Task description: Output as a JSON list of strings the rows starting with the line containing "footnote-line: Государственном бюджете" and going on through the line containing "income-source-label: Налог на прибыль: [46, 406, 268, 436]", one string per line, with blank lines left out.
[begin Data extract]
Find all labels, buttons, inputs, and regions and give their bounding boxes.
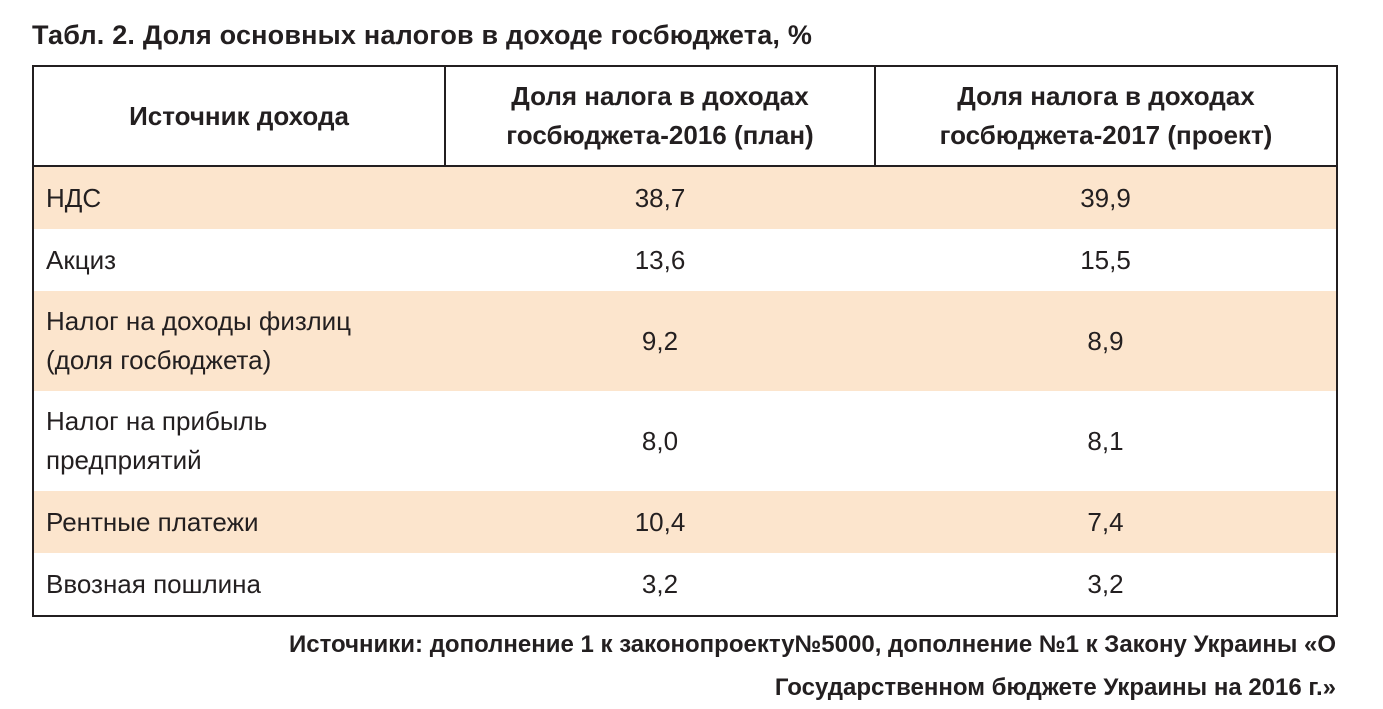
footnote-line: Государственном бюджете Украины на 2016 …: [774, 674, 1336, 701]
share-2017-cell: 3,2: [875, 553, 1337, 616]
header-line: Доля налога в доходах: [511, 81, 809, 111]
header-income-source: Источник дохода: [33, 66, 445, 167]
share-2017-cell: 8,9: [875, 291, 1337, 391]
income-source-label: Налог на доходы физлиц: [46, 306, 352, 336]
income-source-cell: Рентные платежи: [33, 491, 445, 553]
table-caption: Табл. 2. Доля основных налогов в доходе …: [32, 20, 813, 50]
table-row: Рентные платежи 10,4 7,4: [33, 491, 1337, 553]
share-2016-cell: 9,2: [445, 291, 875, 391]
share-2016-cell: 8,0: [445, 391, 875, 491]
income-source-cell: Ввозная пошлина: [33, 553, 445, 616]
income-source-label: предприятий: [46, 445, 202, 475]
share-2017-cell: 39,9: [875, 166, 1337, 229]
income-source-label: Ввозная пошлина: [46, 568, 261, 599]
share-2017-cell: 7,4: [875, 491, 1337, 553]
footnote-line: Источники: дополнение 1 к законопроекту№…: [288, 631, 1336, 658]
income-source-label: НДС: [46, 182, 102, 213]
share-2016-cell: 13,6: [445, 229, 875, 291]
share-2016-cell: 38,7: [445, 166, 875, 229]
table-row: Акциз 13,6 15,5: [33, 229, 1337, 291]
header-row: Источник дохода Доля налога в доходах го…: [33, 66, 1337, 167]
income-source-cell: Акциз: [33, 229, 445, 291]
share-2017-cell: 15,5: [875, 229, 1337, 291]
income-source-label: Рентные платежи: [46, 506, 259, 537]
header-line: госбюджета-2017 (проект): [939, 120, 1273, 150]
header-line: госбюджета-2016 (план): [506, 120, 814, 150]
income-source-cell: Налог на доходы физлиц (доля госбюджета): [33, 291, 445, 391]
header-share-2016: Доля налога в доходах госбюджета-2016 (п…: [444, 66, 875, 167]
tax-share-table: Источник дохода Доля налога в доходах го…: [32, 65, 1338, 617]
income-source-cell: НДС: [33, 166, 445, 229]
table-row: Налог на прибыль предприятий 8,0 8,1: [33, 391, 1337, 491]
sources-footnote: Источники: дополнение 1 к законопроекту№…: [76, 623, 1336, 709]
income-source-label: Налог на прибыль: [46, 406, 268, 436]
table-row: Налог на доходы физлиц (доля госбюджета)…: [33, 291, 1337, 391]
header-line: Источник дохода: [129, 100, 349, 131]
share-2016-cell: 3,2: [445, 553, 875, 616]
header-line: Доля налога в доходах: [957, 81, 1255, 111]
share-2016-cell: 10,4: [445, 491, 875, 553]
table-row: Ввозная пошлина 3,2 3,2: [33, 553, 1337, 616]
share-2017-cell: 8,1: [875, 391, 1337, 491]
header-share-2017: Доля налога в доходах госбюджета-2017 (п…: [874, 66, 1337, 167]
income-source-label: (доля госбюджета): [46, 345, 272, 375]
income-source-cell: Налог на прибыль предприятий: [33, 391, 445, 491]
income-source-label: Акциз: [46, 244, 117, 275]
table-row: НДС 38,7 39,9: [33, 166, 1337, 229]
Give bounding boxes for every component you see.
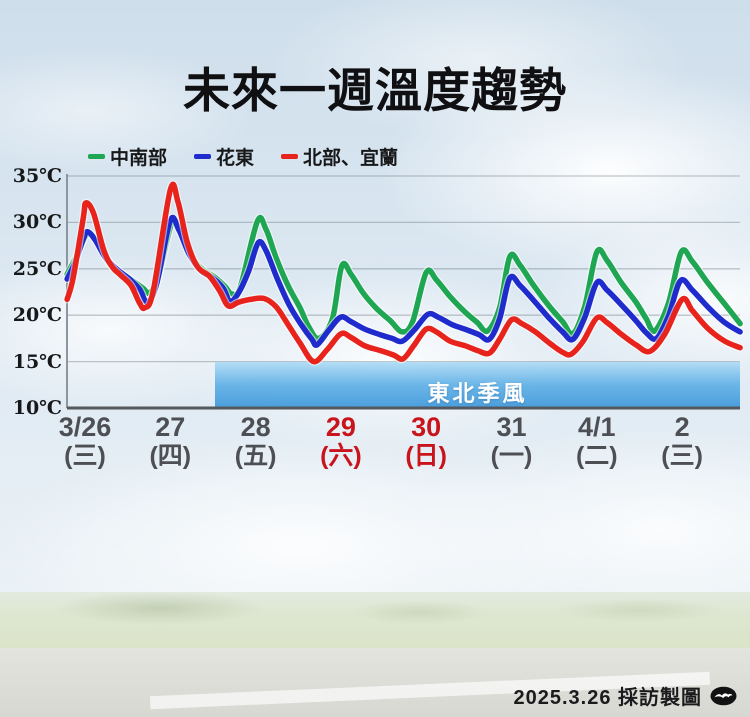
[end Data extract]
Output of the task:
[
  "footnote-line: Государственном бюджете Украины на 2016 …: [774, 674, 1336, 701]",
  "share-2017-cell: 3,2: [875, 553, 1337, 616]",
  "header-line: Доля налога в доходах: [511, 81, 809, 111]",
  "header-income-source: Источник дохода: [33, 66, 445, 167]",
  "share-2017-cell: 8,9: [875, 291, 1337, 391]",
  "income-source-label: Налог на доходы физлиц: [46, 306, 352, 336]",
  "income-source-cell: Рентные платежи: [33, 491, 445, 553]",
  "table-caption: Табл. 2. Доля основных налогов в доходе …: [32, 20, 813, 50]",
  "table-row: Рентные платежи 10,4 7,4: [33, 491, 1337, 553]",
  "share-2016-cell: 9,2: [445, 291, 875, 391]",
  "share-2016-cell: 8,0: [445, 391, 875, 491]",
  "income-source-cell: Ввозная пошлина: [33, 553, 445, 616]",
  "income-source-label: предприятий: [46, 445, 202, 475]",
  "share-2017-cell: 39,9: [875, 166, 1337, 229]",
  "income-source-label: Ввозная пошлина: [46, 568, 261, 599]",
  "share-2017-cell: 7,4: [875, 491, 1337, 553]",
  "footnote-line: Источники: дополнение 1 к законопроекту№…: [288, 631, 1336, 658]",
  "income-source-label: НДС: [46, 182, 102, 213]",
  "share-2016-cell: 13,6: [445, 229, 875, 291]",
  "share-2016-cell: 38,7: [445, 166, 875, 229]",
  "table-row: Акциз 13,6 15,5: [33, 229, 1337, 291]",
  "header-row: Источник дохода Доля налога в доходах го…: [33, 66, 1337, 167]",
  "income-source-cell: Акциз: [33, 229, 445, 291]",
  "share-2017-cell: 15,5: [875, 229, 1337, 291]",
  "income-source-label: Рентные платежи: [46, 506, 259, 537]",
  "header-line: госбюджета-2017 (проект): [939, 120, 1273, 150]",
  "header-line: госбюджета-2016 (план): [506, 120, 814, 150]",
  "income-source-cell: Налог на доходы физлиц (доля госбюджета): [33, 291, 445, 391]",
  "header-share-2016: Доля налога в доходах госбюджета-2016 (п…: [444, 66, 875, 167]",
  "tax-share-table: Источник дохода Доля налога в доходах го…: [32, 65, 1338, 617]",
  "income-source-cell: НДС: [33, 166, 445, 229]",
  "table-row: Налог на прибыль предприятий 8,0 8,1: [33, 391, 1337, 491]",
  "sources-footnote: Источники: дополнение 1 к законопроекту№…: [76, 623, 1336, 709]",
  "income-source-label: Налог на прибыль: [46, 406, 268, 436]"
]